Determine how many lines contain the string "climatology". Reply with that figure and nothing else.

=== The data ===

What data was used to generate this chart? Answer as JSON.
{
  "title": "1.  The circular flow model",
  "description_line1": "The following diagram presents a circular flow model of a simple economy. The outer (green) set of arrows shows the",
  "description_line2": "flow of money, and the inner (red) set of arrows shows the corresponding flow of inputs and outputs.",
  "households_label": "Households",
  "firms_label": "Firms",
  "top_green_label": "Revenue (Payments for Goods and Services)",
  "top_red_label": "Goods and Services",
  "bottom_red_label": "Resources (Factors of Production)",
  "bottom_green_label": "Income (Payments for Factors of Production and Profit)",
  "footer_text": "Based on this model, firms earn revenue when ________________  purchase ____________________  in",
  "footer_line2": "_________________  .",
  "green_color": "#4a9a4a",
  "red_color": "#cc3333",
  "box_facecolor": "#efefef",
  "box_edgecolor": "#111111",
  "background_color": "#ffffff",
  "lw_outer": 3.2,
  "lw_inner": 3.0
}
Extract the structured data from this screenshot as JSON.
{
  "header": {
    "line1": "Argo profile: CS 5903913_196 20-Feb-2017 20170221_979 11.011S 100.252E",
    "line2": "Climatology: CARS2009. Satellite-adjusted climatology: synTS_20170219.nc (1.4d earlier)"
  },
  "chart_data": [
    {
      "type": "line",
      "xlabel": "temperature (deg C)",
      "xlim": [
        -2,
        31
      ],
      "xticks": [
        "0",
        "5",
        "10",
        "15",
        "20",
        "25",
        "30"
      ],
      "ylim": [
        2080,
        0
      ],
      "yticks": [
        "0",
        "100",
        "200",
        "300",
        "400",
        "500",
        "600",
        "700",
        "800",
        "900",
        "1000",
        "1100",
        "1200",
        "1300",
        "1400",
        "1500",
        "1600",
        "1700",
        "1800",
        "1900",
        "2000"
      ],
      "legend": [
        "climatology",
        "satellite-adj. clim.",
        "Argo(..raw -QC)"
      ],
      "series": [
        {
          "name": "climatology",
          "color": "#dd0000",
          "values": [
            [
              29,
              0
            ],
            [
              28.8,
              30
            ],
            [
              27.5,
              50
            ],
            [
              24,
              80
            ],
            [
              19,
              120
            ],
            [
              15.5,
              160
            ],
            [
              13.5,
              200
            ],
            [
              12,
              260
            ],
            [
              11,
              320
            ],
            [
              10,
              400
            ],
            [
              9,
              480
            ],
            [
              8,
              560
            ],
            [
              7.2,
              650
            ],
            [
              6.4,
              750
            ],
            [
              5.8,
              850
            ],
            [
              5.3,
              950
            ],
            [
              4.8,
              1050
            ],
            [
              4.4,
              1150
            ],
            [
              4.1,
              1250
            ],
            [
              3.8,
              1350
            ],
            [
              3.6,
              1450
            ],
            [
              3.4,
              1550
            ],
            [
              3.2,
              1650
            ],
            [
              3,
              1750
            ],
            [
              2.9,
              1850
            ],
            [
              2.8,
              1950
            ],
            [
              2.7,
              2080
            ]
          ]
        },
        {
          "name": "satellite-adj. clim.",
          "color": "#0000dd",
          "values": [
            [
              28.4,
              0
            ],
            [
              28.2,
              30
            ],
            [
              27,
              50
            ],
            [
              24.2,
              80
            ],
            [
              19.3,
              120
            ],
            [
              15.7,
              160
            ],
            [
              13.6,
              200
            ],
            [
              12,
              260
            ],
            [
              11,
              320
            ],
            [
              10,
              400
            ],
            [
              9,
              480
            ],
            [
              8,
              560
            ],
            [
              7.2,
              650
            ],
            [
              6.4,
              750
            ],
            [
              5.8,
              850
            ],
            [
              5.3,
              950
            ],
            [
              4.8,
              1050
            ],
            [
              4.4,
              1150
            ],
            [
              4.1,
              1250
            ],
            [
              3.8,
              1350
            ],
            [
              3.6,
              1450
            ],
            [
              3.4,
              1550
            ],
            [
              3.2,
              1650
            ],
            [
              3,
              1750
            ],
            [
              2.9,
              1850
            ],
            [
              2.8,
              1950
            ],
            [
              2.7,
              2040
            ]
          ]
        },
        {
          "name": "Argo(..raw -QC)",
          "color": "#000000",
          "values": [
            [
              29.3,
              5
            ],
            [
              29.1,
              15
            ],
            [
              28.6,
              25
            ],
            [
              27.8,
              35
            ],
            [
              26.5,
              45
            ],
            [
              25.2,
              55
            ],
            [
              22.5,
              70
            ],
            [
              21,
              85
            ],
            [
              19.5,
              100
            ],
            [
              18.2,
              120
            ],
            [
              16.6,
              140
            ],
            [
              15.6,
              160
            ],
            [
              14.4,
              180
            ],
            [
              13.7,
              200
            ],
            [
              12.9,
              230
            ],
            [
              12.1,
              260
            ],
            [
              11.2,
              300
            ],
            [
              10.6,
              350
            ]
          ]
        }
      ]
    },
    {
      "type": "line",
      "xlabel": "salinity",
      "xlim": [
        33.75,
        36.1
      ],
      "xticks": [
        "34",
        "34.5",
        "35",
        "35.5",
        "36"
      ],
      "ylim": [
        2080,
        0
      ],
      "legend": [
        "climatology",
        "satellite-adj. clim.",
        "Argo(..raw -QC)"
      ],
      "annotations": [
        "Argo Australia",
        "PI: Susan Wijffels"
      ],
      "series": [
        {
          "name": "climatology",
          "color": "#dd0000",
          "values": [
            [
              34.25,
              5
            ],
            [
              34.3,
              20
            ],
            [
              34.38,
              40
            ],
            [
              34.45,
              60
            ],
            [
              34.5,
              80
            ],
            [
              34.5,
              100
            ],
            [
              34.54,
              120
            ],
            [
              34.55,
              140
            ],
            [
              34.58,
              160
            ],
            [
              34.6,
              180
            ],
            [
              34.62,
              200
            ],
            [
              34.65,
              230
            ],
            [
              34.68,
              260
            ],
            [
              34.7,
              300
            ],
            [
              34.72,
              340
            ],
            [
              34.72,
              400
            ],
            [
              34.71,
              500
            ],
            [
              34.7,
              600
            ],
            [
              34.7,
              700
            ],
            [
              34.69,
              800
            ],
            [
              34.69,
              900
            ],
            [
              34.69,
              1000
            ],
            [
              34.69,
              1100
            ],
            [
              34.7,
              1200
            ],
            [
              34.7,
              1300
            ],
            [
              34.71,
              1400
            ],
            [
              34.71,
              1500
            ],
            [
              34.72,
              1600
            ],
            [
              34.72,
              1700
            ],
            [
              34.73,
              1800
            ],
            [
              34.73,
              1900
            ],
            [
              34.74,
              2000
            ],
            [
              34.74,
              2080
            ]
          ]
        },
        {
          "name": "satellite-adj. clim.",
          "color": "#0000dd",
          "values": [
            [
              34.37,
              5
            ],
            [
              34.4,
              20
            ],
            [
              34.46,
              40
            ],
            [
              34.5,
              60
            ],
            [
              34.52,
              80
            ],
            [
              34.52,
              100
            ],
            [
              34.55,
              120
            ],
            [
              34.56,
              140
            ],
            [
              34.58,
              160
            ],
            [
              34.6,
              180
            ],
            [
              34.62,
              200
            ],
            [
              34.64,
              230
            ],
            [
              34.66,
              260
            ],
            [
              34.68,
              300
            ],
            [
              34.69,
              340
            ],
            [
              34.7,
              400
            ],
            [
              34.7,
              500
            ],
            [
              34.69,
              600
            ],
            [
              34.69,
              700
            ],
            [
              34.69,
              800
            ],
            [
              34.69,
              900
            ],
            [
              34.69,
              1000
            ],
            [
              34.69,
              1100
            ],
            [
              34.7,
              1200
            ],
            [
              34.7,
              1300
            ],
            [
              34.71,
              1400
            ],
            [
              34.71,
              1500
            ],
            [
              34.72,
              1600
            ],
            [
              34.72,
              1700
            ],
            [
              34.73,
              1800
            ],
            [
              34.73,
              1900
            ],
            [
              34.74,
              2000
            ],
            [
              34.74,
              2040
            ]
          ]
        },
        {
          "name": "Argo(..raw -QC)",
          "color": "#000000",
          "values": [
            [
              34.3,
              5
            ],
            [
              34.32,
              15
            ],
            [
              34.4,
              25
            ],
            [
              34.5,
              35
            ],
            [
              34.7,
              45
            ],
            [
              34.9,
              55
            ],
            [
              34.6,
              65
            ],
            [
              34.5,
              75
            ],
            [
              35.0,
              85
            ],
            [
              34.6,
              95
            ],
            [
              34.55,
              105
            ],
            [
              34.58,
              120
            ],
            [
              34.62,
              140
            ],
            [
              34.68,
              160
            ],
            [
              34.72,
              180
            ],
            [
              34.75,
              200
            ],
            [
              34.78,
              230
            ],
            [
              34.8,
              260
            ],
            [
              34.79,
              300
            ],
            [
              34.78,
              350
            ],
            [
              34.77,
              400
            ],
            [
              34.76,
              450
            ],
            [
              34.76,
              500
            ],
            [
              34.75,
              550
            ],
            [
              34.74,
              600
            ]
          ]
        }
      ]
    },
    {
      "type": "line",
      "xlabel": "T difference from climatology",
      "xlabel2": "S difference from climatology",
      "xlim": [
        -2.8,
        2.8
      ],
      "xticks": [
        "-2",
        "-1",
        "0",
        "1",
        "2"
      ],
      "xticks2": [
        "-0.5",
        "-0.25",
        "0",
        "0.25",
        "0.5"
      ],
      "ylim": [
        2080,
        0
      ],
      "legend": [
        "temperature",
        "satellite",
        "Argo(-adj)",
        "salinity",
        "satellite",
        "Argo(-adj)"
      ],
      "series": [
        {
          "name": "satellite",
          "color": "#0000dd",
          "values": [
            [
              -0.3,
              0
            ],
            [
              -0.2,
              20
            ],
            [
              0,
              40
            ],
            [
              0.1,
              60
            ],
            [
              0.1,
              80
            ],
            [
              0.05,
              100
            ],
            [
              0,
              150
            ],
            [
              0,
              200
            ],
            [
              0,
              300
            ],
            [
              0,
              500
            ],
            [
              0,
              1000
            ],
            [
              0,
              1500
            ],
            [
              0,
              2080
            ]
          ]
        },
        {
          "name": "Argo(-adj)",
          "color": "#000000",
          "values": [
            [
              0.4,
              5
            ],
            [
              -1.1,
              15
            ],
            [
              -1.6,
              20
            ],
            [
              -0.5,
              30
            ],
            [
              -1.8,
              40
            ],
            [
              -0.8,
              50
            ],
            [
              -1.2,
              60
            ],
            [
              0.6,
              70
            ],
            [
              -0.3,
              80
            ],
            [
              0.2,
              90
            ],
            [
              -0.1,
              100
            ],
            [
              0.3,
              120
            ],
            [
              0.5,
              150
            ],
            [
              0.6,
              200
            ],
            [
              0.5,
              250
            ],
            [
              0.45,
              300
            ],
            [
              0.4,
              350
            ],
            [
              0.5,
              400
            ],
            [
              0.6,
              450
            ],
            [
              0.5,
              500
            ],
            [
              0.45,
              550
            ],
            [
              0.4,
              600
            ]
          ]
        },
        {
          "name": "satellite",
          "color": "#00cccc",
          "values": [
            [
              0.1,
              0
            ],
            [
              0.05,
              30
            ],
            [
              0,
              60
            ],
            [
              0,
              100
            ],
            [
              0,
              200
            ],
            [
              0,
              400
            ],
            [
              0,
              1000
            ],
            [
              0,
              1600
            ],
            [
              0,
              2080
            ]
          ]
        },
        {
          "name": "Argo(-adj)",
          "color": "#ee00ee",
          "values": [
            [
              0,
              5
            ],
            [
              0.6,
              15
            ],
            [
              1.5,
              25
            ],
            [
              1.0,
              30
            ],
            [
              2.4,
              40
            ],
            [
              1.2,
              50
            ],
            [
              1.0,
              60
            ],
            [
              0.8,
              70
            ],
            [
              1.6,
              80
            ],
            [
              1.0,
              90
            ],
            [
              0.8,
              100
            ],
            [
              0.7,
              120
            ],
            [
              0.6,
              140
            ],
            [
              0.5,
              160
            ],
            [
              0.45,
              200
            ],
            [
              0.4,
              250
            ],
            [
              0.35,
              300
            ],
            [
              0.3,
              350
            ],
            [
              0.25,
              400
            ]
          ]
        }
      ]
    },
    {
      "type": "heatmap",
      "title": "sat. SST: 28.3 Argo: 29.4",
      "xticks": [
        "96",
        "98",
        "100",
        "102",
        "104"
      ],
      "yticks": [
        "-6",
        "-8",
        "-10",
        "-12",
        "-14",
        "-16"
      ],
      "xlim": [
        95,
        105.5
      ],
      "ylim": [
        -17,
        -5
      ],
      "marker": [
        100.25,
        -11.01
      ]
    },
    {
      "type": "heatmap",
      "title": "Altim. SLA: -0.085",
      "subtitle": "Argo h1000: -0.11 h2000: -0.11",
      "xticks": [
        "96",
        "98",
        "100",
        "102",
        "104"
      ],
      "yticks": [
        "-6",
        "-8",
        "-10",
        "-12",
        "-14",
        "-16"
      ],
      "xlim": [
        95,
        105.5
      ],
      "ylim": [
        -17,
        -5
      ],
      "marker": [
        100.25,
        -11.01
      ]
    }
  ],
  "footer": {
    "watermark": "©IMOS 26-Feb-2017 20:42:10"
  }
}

===

Full answer: 7